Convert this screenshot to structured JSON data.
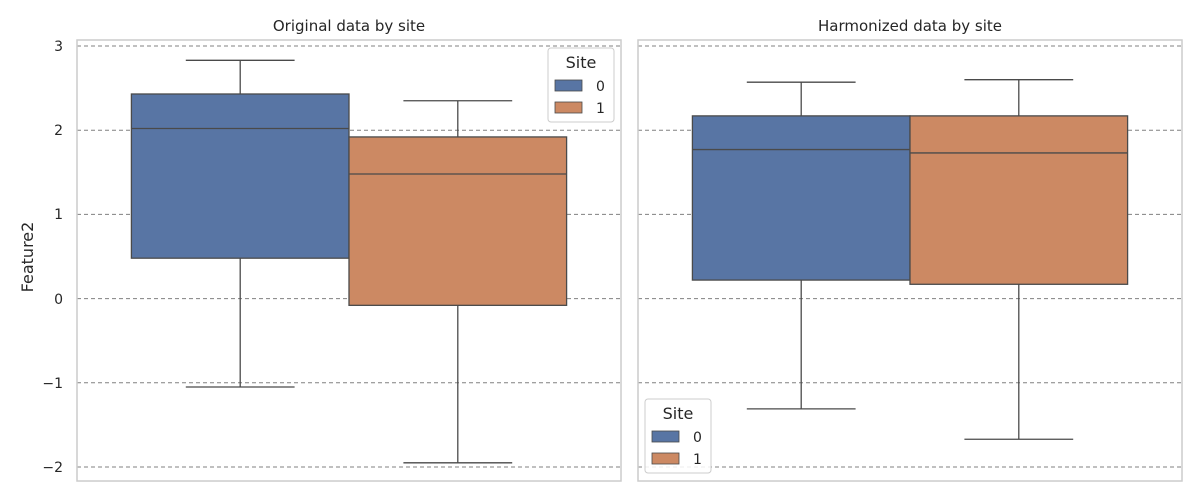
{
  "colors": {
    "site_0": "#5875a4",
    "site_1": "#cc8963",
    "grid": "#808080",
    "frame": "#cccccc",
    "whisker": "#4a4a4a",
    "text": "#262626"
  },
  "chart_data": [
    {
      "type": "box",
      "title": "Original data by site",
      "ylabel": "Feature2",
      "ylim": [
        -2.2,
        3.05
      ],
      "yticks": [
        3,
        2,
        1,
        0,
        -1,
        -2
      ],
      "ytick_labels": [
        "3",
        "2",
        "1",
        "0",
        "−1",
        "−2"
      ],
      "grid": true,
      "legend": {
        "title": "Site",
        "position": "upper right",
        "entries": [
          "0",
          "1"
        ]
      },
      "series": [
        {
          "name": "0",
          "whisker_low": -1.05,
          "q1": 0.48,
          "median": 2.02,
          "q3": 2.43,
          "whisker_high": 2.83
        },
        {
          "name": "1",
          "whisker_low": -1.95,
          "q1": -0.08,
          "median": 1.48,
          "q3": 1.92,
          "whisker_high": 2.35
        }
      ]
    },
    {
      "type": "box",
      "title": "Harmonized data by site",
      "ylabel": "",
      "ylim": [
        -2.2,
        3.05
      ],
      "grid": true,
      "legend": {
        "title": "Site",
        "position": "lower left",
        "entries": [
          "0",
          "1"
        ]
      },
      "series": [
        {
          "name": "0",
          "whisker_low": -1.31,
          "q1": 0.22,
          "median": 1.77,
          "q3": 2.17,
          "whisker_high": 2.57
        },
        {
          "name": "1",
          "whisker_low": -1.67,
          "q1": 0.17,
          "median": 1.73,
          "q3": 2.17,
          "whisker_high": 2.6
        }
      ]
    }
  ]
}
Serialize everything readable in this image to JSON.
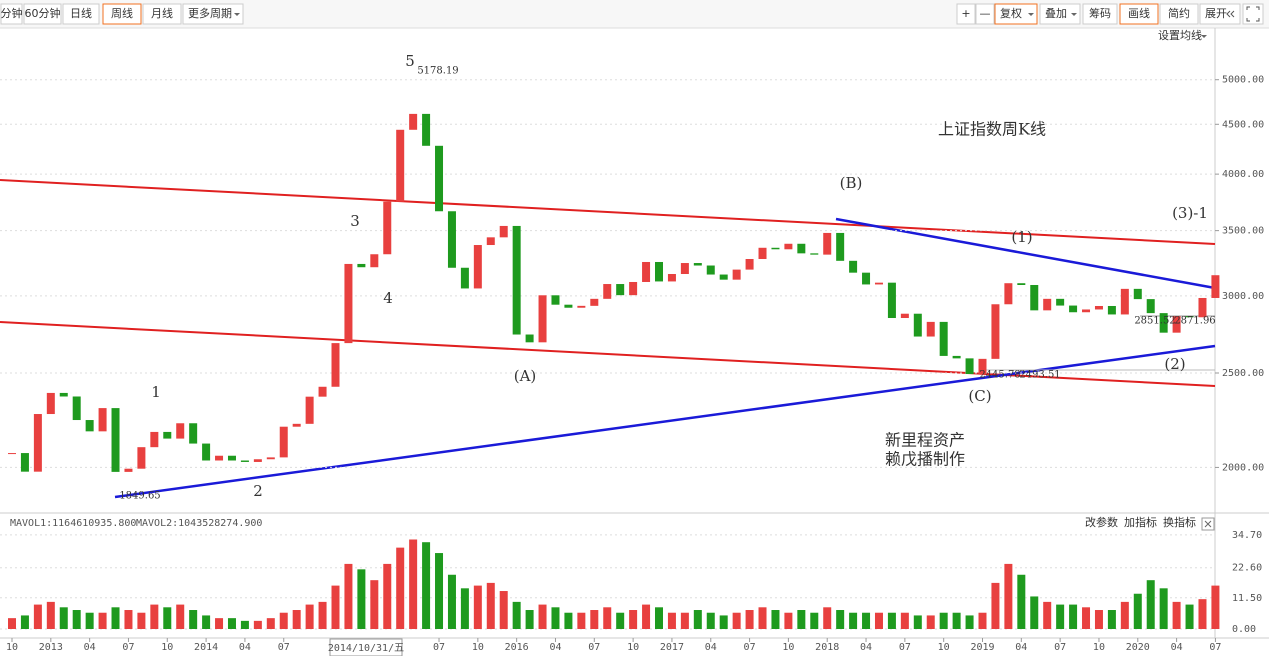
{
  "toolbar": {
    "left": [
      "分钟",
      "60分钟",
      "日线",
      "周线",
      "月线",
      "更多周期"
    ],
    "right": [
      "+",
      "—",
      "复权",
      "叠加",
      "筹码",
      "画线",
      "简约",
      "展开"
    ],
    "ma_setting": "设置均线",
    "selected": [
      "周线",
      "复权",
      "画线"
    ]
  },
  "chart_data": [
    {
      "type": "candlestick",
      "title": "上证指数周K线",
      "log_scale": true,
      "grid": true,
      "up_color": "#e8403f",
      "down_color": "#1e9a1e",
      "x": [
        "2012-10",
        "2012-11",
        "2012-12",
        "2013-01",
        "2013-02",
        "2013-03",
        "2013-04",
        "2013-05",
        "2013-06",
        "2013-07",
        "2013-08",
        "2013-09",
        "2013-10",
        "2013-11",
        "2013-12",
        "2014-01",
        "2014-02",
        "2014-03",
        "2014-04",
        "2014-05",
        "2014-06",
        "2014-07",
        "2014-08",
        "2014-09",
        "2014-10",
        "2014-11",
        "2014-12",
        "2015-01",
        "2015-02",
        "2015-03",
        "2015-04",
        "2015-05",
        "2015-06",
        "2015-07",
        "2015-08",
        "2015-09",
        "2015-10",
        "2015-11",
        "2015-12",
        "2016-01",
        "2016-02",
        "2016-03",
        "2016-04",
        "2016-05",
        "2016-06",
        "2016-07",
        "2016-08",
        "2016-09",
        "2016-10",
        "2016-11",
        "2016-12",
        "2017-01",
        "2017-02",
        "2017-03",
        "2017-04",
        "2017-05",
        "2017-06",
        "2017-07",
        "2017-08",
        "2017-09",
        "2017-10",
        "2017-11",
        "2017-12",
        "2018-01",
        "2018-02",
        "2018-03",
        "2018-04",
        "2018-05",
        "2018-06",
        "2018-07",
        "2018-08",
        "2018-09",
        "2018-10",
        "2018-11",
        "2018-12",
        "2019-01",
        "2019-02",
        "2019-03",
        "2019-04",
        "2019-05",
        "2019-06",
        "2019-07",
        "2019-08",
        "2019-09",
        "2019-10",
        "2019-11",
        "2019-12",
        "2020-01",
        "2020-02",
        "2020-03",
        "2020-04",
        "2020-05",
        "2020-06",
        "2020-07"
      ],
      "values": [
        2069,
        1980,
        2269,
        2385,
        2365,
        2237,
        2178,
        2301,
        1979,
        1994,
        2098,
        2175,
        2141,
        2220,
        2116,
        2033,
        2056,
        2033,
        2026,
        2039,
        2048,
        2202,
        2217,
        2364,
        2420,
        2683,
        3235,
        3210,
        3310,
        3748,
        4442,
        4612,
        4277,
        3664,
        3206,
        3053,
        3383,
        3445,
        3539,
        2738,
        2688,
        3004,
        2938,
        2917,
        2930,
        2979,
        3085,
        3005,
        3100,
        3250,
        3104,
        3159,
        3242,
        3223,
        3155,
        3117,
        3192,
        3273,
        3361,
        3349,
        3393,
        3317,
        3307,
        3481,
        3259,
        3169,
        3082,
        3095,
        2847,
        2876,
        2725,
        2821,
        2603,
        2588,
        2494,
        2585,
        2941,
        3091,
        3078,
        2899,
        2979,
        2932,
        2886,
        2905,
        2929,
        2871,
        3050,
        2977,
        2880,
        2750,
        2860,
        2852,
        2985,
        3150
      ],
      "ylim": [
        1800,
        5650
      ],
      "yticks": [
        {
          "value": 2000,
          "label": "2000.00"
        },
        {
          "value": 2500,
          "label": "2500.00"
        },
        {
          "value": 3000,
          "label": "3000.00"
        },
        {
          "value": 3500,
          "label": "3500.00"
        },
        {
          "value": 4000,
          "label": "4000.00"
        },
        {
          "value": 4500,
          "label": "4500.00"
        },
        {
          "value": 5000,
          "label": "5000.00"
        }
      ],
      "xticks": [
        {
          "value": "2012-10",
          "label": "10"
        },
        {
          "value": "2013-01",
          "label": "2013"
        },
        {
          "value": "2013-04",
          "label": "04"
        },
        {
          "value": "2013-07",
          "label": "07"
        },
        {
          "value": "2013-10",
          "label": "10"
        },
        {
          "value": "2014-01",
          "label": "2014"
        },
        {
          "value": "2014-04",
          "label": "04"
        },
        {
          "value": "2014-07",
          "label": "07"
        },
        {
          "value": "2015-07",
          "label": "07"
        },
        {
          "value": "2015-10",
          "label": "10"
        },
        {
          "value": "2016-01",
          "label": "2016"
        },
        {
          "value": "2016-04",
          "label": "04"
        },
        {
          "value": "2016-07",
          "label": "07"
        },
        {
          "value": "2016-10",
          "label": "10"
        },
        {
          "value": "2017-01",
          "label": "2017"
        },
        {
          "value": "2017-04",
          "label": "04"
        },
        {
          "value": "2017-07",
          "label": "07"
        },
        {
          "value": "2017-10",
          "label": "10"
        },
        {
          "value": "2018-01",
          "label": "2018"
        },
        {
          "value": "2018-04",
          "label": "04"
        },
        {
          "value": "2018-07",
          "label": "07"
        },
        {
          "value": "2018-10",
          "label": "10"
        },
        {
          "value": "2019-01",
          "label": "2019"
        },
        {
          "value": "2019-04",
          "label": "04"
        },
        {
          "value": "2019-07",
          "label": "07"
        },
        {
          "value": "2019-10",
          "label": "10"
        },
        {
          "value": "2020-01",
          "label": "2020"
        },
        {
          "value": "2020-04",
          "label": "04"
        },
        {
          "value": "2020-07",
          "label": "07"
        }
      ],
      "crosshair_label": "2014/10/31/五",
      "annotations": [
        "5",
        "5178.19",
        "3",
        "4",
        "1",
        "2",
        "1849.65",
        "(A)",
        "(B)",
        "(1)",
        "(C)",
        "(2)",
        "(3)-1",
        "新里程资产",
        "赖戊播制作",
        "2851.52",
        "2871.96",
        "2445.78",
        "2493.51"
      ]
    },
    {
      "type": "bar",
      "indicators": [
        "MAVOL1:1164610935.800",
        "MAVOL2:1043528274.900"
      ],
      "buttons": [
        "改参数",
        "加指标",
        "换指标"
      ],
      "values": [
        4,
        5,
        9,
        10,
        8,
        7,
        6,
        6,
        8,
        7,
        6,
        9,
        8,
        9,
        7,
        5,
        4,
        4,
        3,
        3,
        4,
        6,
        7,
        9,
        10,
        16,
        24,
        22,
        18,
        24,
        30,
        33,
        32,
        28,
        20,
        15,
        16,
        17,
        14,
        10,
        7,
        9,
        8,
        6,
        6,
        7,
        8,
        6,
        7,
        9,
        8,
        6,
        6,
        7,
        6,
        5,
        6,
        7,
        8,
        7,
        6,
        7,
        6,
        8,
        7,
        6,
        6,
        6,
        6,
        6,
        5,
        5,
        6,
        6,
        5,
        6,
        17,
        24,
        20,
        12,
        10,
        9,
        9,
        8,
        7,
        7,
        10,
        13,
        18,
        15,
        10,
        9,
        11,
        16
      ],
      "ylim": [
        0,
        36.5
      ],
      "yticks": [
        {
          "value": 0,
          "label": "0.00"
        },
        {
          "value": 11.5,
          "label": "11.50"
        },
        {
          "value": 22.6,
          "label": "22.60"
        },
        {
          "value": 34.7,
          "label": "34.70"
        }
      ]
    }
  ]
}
○ ○ ○ ○ ○ ○ ○
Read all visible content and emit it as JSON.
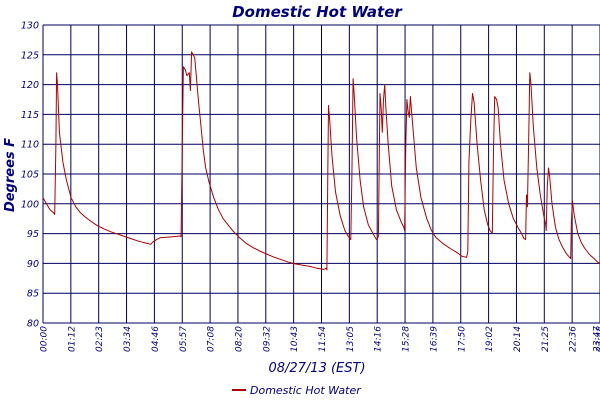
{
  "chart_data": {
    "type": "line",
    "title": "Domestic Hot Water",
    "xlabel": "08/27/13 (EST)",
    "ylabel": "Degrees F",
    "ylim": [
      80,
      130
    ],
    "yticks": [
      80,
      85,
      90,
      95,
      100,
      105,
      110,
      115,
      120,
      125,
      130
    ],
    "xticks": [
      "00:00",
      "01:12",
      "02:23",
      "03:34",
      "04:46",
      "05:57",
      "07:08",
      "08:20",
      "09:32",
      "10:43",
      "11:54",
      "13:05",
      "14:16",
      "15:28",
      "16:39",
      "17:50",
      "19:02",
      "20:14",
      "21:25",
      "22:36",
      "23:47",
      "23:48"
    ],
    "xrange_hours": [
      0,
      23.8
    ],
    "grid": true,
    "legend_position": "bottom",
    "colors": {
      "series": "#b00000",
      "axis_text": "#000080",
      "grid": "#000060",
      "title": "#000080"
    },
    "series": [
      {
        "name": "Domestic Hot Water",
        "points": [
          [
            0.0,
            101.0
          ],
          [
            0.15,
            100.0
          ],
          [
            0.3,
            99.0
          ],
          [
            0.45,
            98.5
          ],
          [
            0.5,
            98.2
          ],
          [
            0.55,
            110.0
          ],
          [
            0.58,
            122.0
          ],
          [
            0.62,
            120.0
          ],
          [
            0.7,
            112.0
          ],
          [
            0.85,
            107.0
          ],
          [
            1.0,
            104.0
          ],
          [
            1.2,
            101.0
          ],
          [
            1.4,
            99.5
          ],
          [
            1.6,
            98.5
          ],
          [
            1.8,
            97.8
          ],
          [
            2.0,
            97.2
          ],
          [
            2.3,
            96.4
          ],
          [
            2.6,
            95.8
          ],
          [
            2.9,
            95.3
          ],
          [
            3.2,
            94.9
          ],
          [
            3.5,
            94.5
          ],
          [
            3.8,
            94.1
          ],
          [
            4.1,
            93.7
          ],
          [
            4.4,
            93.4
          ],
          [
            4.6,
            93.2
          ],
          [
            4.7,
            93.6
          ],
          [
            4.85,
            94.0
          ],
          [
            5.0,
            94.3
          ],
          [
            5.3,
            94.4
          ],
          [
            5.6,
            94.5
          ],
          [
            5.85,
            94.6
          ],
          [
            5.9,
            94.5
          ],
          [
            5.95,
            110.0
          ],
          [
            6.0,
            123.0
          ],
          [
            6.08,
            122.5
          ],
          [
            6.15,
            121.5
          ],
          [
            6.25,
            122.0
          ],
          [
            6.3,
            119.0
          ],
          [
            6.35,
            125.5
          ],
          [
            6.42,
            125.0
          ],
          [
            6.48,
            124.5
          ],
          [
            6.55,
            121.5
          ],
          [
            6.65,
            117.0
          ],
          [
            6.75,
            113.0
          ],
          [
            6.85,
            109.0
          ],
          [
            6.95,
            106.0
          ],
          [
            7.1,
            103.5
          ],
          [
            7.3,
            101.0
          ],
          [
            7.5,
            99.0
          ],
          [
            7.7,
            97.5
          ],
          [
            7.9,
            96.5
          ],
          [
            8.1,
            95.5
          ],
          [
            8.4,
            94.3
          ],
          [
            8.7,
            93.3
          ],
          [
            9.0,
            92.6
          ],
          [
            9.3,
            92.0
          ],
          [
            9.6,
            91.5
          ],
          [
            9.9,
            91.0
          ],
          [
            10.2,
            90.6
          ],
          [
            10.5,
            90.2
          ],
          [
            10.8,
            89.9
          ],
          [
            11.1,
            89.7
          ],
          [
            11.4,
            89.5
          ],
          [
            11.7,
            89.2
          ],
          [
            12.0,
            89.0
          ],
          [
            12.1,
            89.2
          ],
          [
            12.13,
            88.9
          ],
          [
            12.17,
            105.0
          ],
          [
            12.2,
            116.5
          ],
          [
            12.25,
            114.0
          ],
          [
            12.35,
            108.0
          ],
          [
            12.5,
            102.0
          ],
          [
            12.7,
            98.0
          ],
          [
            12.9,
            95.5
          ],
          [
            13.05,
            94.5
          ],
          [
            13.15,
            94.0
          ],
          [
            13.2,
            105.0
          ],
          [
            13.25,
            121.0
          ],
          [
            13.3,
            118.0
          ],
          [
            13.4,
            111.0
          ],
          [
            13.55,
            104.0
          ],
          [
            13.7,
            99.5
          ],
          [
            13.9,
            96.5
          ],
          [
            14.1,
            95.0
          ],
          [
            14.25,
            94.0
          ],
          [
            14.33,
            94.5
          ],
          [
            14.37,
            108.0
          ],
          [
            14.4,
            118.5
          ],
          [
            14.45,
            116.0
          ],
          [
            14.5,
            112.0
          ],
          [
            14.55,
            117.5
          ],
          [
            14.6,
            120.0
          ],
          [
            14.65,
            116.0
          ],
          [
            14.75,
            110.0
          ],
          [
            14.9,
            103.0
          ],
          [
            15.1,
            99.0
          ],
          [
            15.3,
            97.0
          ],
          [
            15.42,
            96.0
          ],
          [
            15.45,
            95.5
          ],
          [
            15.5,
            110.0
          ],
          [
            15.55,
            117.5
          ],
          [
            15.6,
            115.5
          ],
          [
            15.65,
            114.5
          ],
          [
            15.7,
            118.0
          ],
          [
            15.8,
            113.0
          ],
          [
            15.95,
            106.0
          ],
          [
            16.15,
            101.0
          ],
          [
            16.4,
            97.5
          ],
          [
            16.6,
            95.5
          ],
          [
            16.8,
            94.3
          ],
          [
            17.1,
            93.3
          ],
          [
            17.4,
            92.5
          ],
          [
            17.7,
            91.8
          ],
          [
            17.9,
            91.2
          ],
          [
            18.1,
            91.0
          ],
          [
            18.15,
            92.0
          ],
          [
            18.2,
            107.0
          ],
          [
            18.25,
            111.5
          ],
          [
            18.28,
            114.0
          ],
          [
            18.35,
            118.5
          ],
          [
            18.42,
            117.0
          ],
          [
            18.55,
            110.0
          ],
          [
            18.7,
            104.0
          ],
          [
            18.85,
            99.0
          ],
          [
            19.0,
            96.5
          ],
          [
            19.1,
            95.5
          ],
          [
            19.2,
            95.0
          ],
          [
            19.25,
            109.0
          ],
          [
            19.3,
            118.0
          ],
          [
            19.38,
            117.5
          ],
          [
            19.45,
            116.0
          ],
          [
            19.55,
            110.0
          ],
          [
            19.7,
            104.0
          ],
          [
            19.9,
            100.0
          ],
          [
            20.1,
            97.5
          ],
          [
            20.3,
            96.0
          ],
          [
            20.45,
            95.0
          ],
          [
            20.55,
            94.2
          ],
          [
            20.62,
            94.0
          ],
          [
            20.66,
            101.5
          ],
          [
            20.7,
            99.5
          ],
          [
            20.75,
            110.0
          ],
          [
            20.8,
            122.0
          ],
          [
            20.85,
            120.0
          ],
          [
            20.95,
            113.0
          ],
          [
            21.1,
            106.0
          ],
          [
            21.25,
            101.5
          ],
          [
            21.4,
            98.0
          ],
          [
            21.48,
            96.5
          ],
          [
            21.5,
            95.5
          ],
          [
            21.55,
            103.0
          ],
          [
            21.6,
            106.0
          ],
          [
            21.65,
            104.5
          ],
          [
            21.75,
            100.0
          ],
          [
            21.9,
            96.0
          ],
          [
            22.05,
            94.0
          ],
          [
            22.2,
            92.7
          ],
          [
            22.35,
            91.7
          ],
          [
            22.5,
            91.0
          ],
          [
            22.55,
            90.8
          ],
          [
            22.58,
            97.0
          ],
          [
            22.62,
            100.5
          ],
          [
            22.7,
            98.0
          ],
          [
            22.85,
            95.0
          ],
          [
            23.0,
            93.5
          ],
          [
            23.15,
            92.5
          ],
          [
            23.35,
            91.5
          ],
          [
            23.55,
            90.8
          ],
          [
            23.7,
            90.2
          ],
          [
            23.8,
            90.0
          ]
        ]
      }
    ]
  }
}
○ ○ ○ ○ ○ ○ ○
**GOAL**
Review the preceding data and report every line that includes the string "median".

**REPLY**
          "median": 2.02,
          "median": 1.48,
          "median": 1.77,
          "median": 1.73,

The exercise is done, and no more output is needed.